▶ _Material for this exercise_
::::::
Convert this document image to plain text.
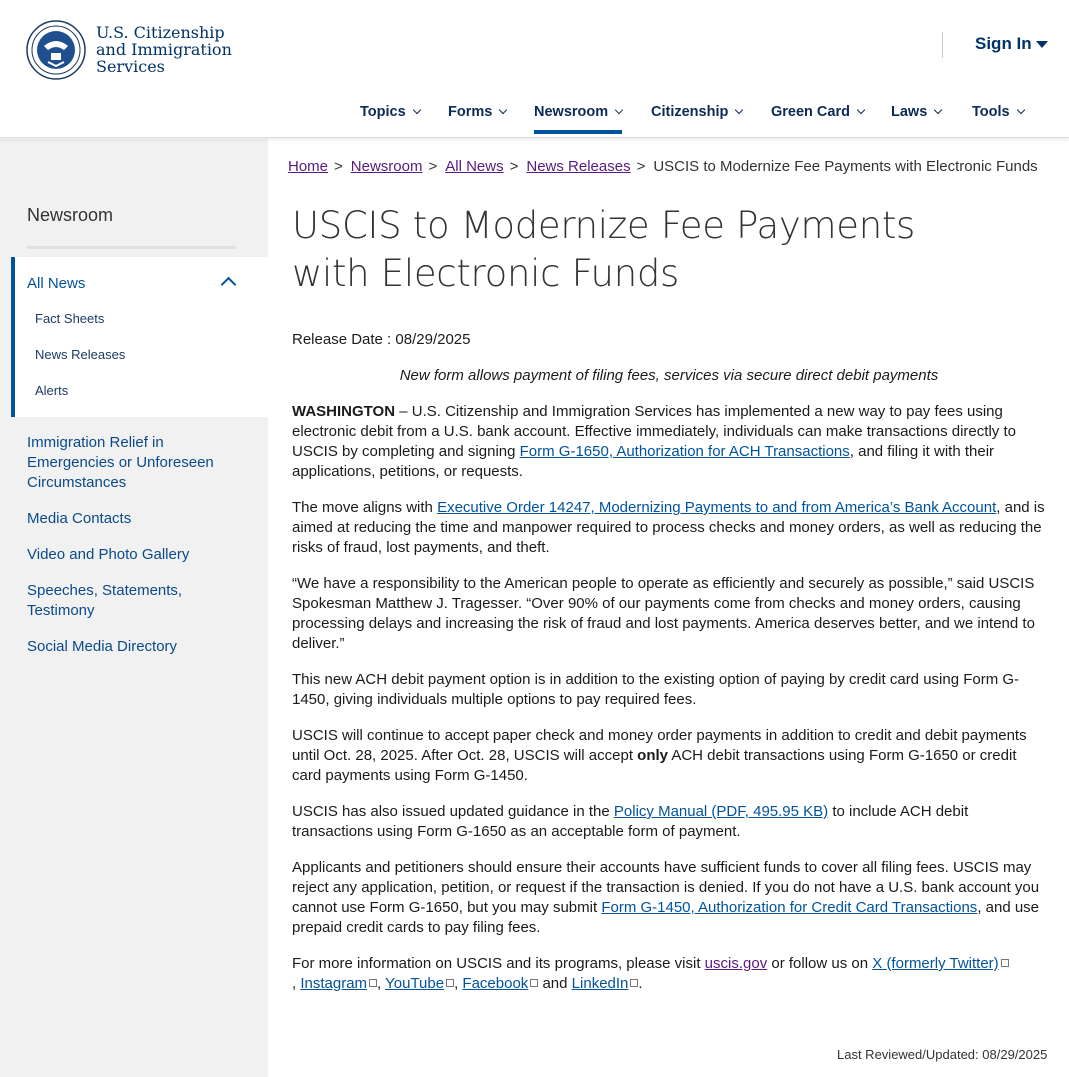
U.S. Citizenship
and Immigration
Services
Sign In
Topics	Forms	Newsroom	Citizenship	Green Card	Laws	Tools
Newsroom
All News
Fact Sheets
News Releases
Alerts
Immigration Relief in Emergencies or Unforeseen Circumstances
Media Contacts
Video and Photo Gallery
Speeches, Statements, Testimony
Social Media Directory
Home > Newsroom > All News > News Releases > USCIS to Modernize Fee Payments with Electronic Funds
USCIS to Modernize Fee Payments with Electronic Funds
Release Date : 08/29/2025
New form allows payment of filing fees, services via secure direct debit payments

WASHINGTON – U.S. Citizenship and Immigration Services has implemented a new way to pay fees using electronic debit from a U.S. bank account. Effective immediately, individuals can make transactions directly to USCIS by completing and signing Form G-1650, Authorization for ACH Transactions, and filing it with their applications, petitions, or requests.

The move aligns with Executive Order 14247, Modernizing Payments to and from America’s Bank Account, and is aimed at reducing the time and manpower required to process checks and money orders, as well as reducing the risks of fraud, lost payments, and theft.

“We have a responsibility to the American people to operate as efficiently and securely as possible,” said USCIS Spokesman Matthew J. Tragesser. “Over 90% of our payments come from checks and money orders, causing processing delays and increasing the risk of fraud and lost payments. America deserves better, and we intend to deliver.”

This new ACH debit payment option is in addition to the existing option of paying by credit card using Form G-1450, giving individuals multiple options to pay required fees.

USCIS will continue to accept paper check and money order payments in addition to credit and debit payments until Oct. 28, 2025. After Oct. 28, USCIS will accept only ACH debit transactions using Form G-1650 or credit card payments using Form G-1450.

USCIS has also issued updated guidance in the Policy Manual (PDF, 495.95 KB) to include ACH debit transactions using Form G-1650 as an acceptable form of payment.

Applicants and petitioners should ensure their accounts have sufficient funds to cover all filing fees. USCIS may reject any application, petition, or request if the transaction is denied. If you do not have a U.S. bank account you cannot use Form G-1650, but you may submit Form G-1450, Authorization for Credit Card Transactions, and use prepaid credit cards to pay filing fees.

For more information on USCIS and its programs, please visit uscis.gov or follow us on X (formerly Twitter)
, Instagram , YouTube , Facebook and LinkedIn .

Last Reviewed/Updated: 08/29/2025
::::::
▶ _Aim of the exercise_
Search the listing for the word "Releases" and return each line that holds it.

▶ _Expected output_
News Releases
Home > Newsroom > All News > News Releases > USCIS to Modernize Fee Payments with Electronic Funds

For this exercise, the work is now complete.